[Raw records]
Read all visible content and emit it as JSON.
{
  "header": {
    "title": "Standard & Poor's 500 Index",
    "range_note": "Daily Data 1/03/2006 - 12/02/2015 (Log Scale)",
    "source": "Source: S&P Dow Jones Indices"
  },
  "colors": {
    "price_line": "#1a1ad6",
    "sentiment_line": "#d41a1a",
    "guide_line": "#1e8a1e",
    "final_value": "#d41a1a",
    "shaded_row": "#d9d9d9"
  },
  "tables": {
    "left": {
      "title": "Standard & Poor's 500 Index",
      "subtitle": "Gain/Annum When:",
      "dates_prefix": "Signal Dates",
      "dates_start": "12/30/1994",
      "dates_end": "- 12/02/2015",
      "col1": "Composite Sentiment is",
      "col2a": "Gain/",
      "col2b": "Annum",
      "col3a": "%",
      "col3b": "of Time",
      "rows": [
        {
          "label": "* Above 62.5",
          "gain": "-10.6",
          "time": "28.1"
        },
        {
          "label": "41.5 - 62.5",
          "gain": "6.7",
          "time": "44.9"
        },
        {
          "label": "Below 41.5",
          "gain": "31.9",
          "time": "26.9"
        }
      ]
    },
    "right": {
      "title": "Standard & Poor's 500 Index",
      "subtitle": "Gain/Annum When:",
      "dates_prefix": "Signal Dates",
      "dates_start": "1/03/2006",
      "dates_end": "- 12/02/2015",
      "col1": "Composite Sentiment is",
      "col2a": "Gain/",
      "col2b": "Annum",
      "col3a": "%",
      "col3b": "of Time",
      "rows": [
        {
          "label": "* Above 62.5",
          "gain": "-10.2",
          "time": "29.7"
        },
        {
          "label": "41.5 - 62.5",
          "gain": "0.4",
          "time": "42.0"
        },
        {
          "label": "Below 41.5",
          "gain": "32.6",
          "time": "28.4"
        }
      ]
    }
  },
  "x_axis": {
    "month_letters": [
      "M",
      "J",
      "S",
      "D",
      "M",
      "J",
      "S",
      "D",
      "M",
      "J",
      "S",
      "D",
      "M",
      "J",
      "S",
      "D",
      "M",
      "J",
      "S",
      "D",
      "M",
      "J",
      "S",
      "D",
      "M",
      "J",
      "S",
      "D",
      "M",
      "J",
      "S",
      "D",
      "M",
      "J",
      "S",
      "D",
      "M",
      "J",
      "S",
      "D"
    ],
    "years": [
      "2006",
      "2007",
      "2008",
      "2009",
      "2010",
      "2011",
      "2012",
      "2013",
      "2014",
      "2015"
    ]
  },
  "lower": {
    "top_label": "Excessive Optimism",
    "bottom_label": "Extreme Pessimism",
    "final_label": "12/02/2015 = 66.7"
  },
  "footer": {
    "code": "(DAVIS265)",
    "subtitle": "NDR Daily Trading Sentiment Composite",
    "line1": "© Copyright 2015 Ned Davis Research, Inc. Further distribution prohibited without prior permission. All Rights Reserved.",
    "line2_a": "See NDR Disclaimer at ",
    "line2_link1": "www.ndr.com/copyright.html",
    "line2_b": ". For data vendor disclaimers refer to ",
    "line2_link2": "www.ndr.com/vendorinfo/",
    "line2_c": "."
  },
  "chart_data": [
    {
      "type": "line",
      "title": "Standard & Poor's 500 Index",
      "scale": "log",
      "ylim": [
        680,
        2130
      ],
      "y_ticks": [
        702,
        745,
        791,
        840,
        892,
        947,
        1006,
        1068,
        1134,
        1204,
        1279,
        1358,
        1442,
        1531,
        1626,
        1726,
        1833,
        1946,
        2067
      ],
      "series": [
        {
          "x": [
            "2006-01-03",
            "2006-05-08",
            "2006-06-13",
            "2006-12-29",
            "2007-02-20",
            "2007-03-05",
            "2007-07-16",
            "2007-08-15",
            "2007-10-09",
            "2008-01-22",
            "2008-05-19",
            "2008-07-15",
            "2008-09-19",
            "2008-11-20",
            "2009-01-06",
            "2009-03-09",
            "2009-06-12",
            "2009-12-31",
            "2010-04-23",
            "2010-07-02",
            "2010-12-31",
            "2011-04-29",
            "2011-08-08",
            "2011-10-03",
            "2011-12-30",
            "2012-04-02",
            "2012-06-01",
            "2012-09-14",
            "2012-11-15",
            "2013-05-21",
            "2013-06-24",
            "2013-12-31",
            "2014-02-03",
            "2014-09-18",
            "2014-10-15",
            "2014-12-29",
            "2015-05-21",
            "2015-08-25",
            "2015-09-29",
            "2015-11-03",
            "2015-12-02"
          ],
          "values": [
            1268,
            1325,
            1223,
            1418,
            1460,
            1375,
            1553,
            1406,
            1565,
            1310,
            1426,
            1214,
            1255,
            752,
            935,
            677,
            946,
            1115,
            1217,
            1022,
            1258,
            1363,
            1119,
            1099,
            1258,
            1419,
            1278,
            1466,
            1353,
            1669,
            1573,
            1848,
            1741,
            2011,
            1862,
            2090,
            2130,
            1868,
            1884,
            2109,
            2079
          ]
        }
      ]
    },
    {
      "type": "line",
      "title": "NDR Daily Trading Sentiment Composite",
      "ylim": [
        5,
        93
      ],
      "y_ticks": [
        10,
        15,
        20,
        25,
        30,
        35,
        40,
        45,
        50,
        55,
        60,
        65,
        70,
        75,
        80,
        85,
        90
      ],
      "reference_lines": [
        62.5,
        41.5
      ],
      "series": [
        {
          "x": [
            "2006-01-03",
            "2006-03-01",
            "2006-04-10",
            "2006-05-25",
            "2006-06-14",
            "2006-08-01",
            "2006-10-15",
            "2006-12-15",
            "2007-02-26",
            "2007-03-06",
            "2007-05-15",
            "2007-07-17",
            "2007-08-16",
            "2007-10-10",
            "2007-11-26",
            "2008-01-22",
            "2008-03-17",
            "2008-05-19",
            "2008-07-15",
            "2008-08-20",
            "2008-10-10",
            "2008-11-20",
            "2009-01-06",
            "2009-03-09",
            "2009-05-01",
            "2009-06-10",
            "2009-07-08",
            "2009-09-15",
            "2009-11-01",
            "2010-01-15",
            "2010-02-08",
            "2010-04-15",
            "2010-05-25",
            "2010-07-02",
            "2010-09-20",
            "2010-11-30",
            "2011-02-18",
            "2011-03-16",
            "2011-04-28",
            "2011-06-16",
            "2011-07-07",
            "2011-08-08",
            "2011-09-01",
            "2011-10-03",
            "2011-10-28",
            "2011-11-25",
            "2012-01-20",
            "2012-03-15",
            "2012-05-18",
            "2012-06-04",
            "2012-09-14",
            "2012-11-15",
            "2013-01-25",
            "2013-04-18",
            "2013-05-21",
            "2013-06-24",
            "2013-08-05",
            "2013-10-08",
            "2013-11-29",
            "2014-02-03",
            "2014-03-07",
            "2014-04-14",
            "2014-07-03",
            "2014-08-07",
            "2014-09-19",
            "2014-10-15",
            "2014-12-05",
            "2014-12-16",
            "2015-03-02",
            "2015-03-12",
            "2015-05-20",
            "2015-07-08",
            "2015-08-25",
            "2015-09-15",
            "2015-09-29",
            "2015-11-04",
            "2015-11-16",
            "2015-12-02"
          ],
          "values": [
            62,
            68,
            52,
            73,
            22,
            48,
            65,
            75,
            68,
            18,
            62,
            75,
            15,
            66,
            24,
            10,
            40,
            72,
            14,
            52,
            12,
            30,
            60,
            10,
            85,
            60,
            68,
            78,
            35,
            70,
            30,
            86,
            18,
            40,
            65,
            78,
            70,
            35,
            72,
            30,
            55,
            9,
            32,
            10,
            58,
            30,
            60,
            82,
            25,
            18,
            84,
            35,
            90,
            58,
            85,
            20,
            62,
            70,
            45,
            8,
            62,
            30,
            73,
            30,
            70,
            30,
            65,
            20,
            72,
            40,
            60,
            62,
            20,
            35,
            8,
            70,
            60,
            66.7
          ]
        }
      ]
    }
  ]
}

- Set task -
Using the listing, say how many lines include the word "Daily", and add nothing else.

- Worked solution -
3